_Exercise requirements:_ Copy the records below exactly, leaving out any pictures.
## START Record excerpts
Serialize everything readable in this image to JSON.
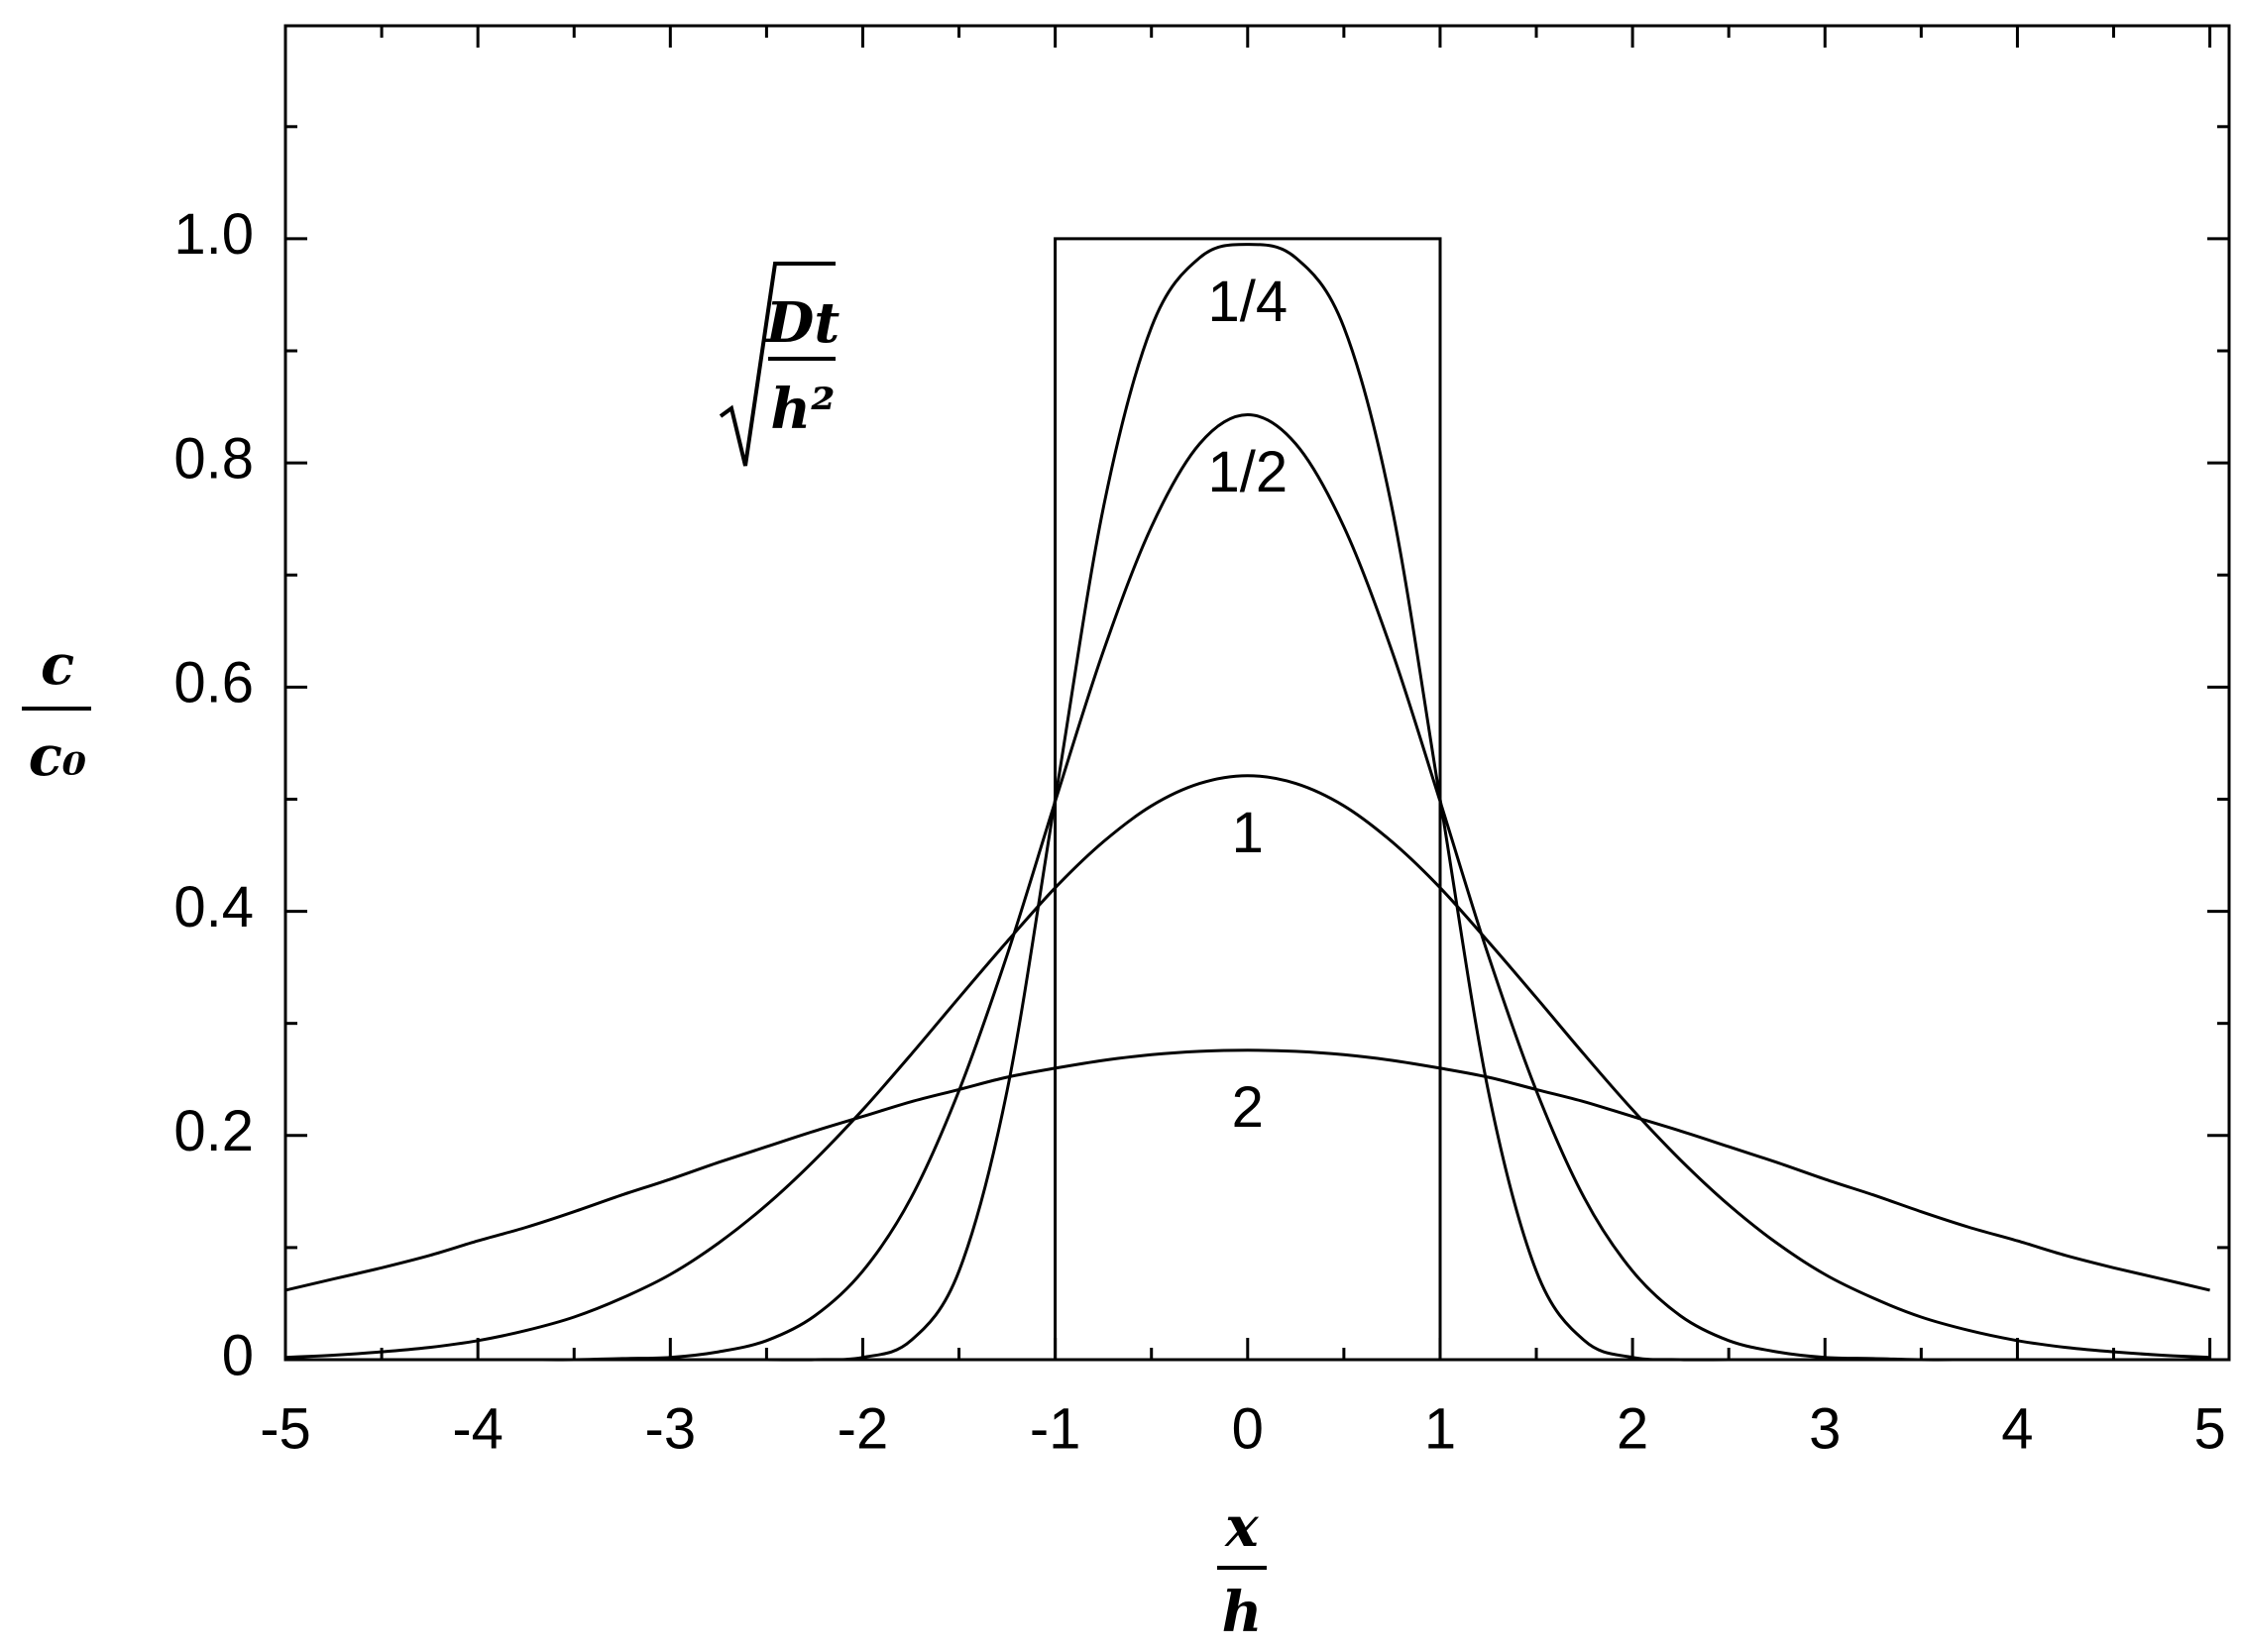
{
  "chart_data": {
    "type": "line",
    "ylabel_numerator": "c",
    "ylabel_denominator": "c₀",
    "xlabel_numerator": "x",
    "xlabel_denominator": "h",
    "annotation_numerator": "Dt",
    "annotation_denominator": "h²",
    "xlim": [
      -5,
      5.1
    ],
    "ylim": [
      0,
      1.19
    ],
    "xticks": [
      -5,
      -4,
      -3,
      -2,
      -1,
      0,
      1,
      2,
      3,
      4,
      5
    ],
    "xminorticks": [
      -4.5,
      -3.5,
      -2.5,
      -1.5,
      -0.5,
      0.5,
      1.5,
      2.5,
      3.5,
      4.5
    ],
    "yticks": [
      0,
      0.2,
      0.4,
      0.6,
      0.8,
      {
        "value": 1,
        "label": "1.0"
      }
    ],
    "yminorticks": [
      0.1,
      0.3,
      0.5,
      0.7,
      0.9,
      1.1
    ],
    "grid": false,
    "x": [
      -5,
      -4.75,
      -4.5,
      -4.25,
      -4,
      -3.75,
      -3.5,
      -3.25,
      -3,
      -2.75,
      -2.5,
      -2.25,
      -2,
      -1.75,
      -1.5,
      -1.25,
      -1,
      -0.75,
      -0.5,
      -0.25,
      0,
      0.25,
      0.5,
      0.75,
      1,
      1.25,
      1.5,
      1.75,
      2,
      2.25,
      2.5,
      2.75,
      3,
      3.25,
      3.5,
      3.75,
      4,
      4.25,
      4.5,
      4.75,
      5
    ],
    "series": [
      {
        "color": "#000000",
        "x": [
          -1,
          -1,
          1,
          1
        ],
        "values": [
          0,
          1,
          1,
          0
        ]
      },
      {
        "name": "1/4",
        "color": "#000000",
        "values": [
          0,
          0,
          0,
          0,
          0,
          0,
          0,
          0,
          0,
          0,
          0,
          0,
          0.002,
          0.017,
          0.079,
          0.24,
          0.5,
          0.76,
          0.921,
          0.983,
          0.995,
          0.983,
          0.921,
          0.76,
          0.5,
          0.24,
          0.079,
          0.017,
          0.002,
          0,
          0,
          0,
          0,
          0,
          0,
          0,
          0,
          0,
          0,
          0,
          0
        ]
      },
      {
        "name": "1/2",
        "color": "#000000",
        "values": [
          0,
          0,
          0,
          0,
          0,
          0,
          0,
          0.001,
          0.002,
          0.007,
          0.017,
          0.039,
          0.079,
          0.144,
          0.24,
          0.361,
          0.498,
          0.632,
          0.743,
          0.817,
          0.843,
          0.817,
          0.743,
          0.632,
          0.498,
          0.361,
          0.24,
          0.144,
          0.079,
          0.039,
          0.017,
          0.007,
          0.002,
          0.001,
          0,
          0,
          0,
          0,
          0,
          0,
          0
        ]
      },
      {
        "name": "1",
        "color": "#000000",
        "values": [
          0.002,
          0.004,
          0.007,
          0.011,
          0.017,
          0.026,
          0.038,
          0.055,
          0.076,
          0.104,
          0.138,
          0.178,
          0.223,
          0.272,
          0.323,
          0.373,
          0.421,
          0.462,
          0.494,
          0.514,
          0.521,
          0.514,
          0.494,
          0.462,
          0.421,
          0.373,
          0.323,
          0.272,
          0.223,
          0.178,
          0.138,
          0.104,
          0.076,
          0.055,
          0.038,
          0.026,
          0.017,
          0.011,
          0.007,
          0.004,
          0.002
        ]
      },
      {
        "name": "2",
        "color": "#000000",
        "values": [
          0.062,
          0.072,
          0.082,
          0.093,
          0.106,
          0.118,
          0.132,
          0.147,
          0.161,
          0.176,
          0.19,
          0.204,
          0.217,
          0.23,
          0.241,
          0.252,
          0.26,
          0.267,
          0.272,
          0.275,
          0.276,
          0.275,
          0.272,
          0.267,
          0.26,
          0.252,
          0.241,
          0.23,
          0.217,
          0.204,
          0.19,
          0.176,
          0.161,
          0.147,
          0.132,
          0.118,
          0.106,
          0.093,
          0.082,
          0.072,
          0.062
        ]
      }
    ]
  }
}
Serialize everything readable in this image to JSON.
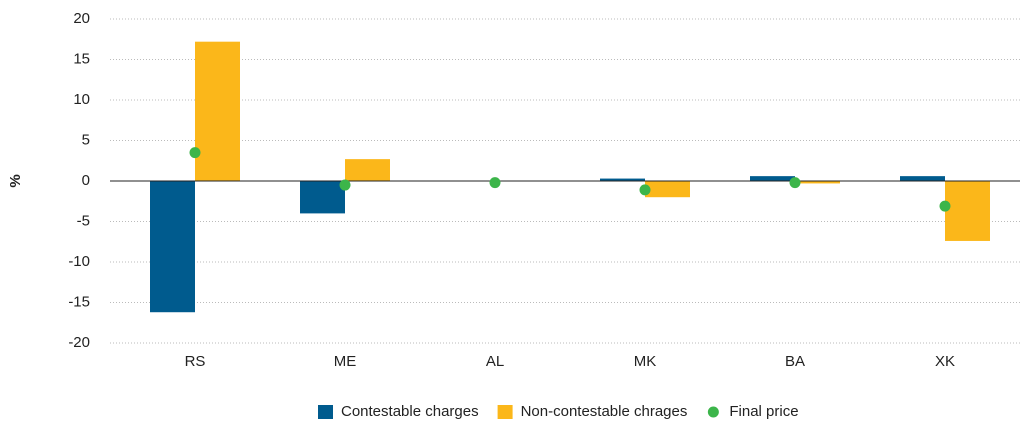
{
  "chart_data": {
    "type": "bar",
    "y_label": "%",
    "categories": [
      "RS",
      "ME",
      "AL",
      "MK",
      "BA",
      "XK"
    ],
    "series": [
      {
        "name": "Contestable charges",
        "color": "#005b8e",
        "type": "bar",
        "values": [
          -16.2,
          -4.0,
          0,
          0.3,
          0.6,
          0.6
        ]
      },
      {
        "name": "Non-contestable chrages",
        "color": "#fbb71a",
        "type": "bar",
        "values": [
          17.2,
          2.7,
          0,
          -2.0,
          -0.3,
          -7.4
        ]
      },
      {
        "name": "Final price",
        "color": "#3cb54a",
        "type": "point",
        "values": [
          3.5,
          -0.5,
          -0.2,
          -1.1,
          -0.2,
          -3.1
        ]
      }
    ],
    "ylim": [
      -20,
      20
    ],
    "yticks": [
      -20,
      -15,
      -10,
      -5,
      0,
      5,
      10,
      15,
      20
    ],
    "grid": true
  }
}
## END Record excerpts
_Response to the task:_
Serialize everything readable in this image to JSON.
{
  "chart_data": {
    "type": "line",
    "ylabel_numerator": "c",
    "ylabel_denominator": "c₀",
    "xlabel_numerator": "x",
    "xlabel_denominator": "h",
    "annotation_numerator": "Dt",
    "annotation_denominator": "h²",
    "xlim": [
      -5,
      5.1
    ],
    "ylim": [
      0,
      1.19
    ],
    "xticks": [
      -5,
      -4,
      -3,
      -2,
      -1,
      0,
      1,
      2,
      3,
      4,
      5
    ],
    "xminorticks": [
      -4.5,
      -3.5,
      -2.5,
      -1.5,
      -0.5,
      0.5,
      1.5,
      2.5,
      3.5,
      4.5
    ],
    "yticks": [
      0,
      0.2,
      0.4,
      0.6,
      0.8,
      {
        "value": 1,
        "label": "1.0"
      }
    ],
    "yminorticks": [
      0.1,
      0.3,
      0.5,
      0.7,
      0.9,
      1.1
    ],
    "grid": false,
    "x": [
      -5,
      -4.75,
      -4.5,
      -4.25,
      -4,
      -3.75,
      -3.5,
      -3.25,
      -3,
      -2.75,
      -2.5,
      -2.25,
      -2,
      -1.75,
      -1.5,
      -1.25,
      -1,
      -0.75,
      -0.5,
      -0.25,
      0,
      0.25,
      0.5,
      0.75,
      1,
      1.25,
      1.5,
      1.75,
      2,
      2.25,
      2.5,
      2.75,
      3,
      3.25,
      3.5,
      3.75,
      4,
      4.25,
      4.5,
      4.75,
      5
    ],
    "series": [
      {
        "color": "#000000",
        "x": [
          -1,
          -1,
          1,
          1
        ],
        "values": [
          0,
          1,
          1,
          0
        ]
      },
      {
        "name": "1/4",
        "color": "#000000",
        "values": [
          0,
          0,
          0,
          0,
          0,
          0,
          0,
          0,
          0,
          0,
          0,
          0,
          0.002,
          0.017,
          0.079,
          0.24,
          0.5,
          0.76,
          0.921,
          0.983,
          0.995,
          0.983,
          0.921,
          0.76,
          0.5,
          0.24,
          0.079,
          0.017,
          0.002,
          0,
          0,
          0,
          0,
          0,
          0,
          0,
          0,
          0,
          0,
          0,
          0
        ]
      },
      {
        "name": "1/2",
        "color": "#000000",
        "values": [
          0,
          0,
          0,
          0,
          0,
          0,
          0,
          0.001,
          0.002,
          0.007,
          0.017,
          0.039,
          0.079,
          0.144,
          0.24,
          0.361,
          0.498,
          0.632,
          0.743,
          0.817,
          0.843,
          0.817,
          0.743,
          0.632,
          0.498,
          0.361,
          0.24,
          0.144,
          0.079,
          0.039,
          0.017,
          0.007,
          0.002,
          0.001,
          0,
          0,
          0,
          0,
          0,
          0,
          0
        ]
      },
      {
        "name": "1",
        "color": "#000000",
        "values": [
          0.002,
          0.004,
          0.007,
          0.011,
          0.017,
          0.026,
          0.038,
          0.055,
          0.076,
          0.104,
          0.138,
          0.178,
          0.223,
          0.272,
          0.323,
          0.373,
          0.421,
          0.462,
          0.494,
          0.514,
          0.521,
          0.514,
          0.494,
          0.462,
          0.421,
          0.373,
          0.323,
          0.272,
          0.223,
          0.178,
          0.138,
          0.104,
          0.076,
          0.055,
          0.038,
          0.026,
          0.017,
          0.011,
          0.007,
          0.004,
          0.002
        ]
      },
      {
        "name": "2",
        "color": "#000000",
        "values": [
          0.062,
          0.072,
          0.082,
          0.093,
          0.106,
          0.118,
          0.132,
          0.147,
          0.161,
          0.176,
          0.19,
          0.204,
          0.217,
          0.23,
          0.241,
          0.252,
          0.26,
          0.267,
          0.272,
          0.275,
          0.276,
          0.275,
          0.272,
          0.267,
          0.26,
          0.252,
          0.241,
          0.23,
          0.217,
          0.204,
          0.19,
          0.176,
          0.161,
          0.147,
          0.132,
          0.118,
          0.106,
          0.093,
          0.082,
          0.072,
          0.062
        ]
      }
    ]
  }
}
Serialize everything readable in this image to JSON.
{
  "chart_data": {
    "type": "bar",
    "y_label": "%",
    "categories": [
      "RS",
      "ME",
      "AL",
      "MK",
      "BA",
      "XK"
    ],
    "series": [
      {
        "name": "Contestable charges",
        "color": "#005b8e",
        "type": "bar",
        "values": [
          -16.2,
          -4.0,
          0,
          0.3,
          0.6,
          0.6
        ]
      },
      {
        "name": "Non-contestable chrages",
        "color": "#fbb71a",
        "type": "bar",
        "values": [
          17.2,
          2.7,
          0,
          -2.0,
          -0.3,
          -7.4
        ]
      },
      {
        "name": "Final price",
        "color": "#3cb54a",
        "type": "point",
        "values": [
          3.5,
          -0.5,
          -0.2,
          -1.1,
          -0.2,
          -3.1
        ]
      }
    ],
    "ylim": [
      -20,
      20
    ],
    "yticks": [
      -20,
      -15,
      -10,
      -5,
      0,
      5,
      10,
      15,
      20
    ],
    "grid": true
  }
}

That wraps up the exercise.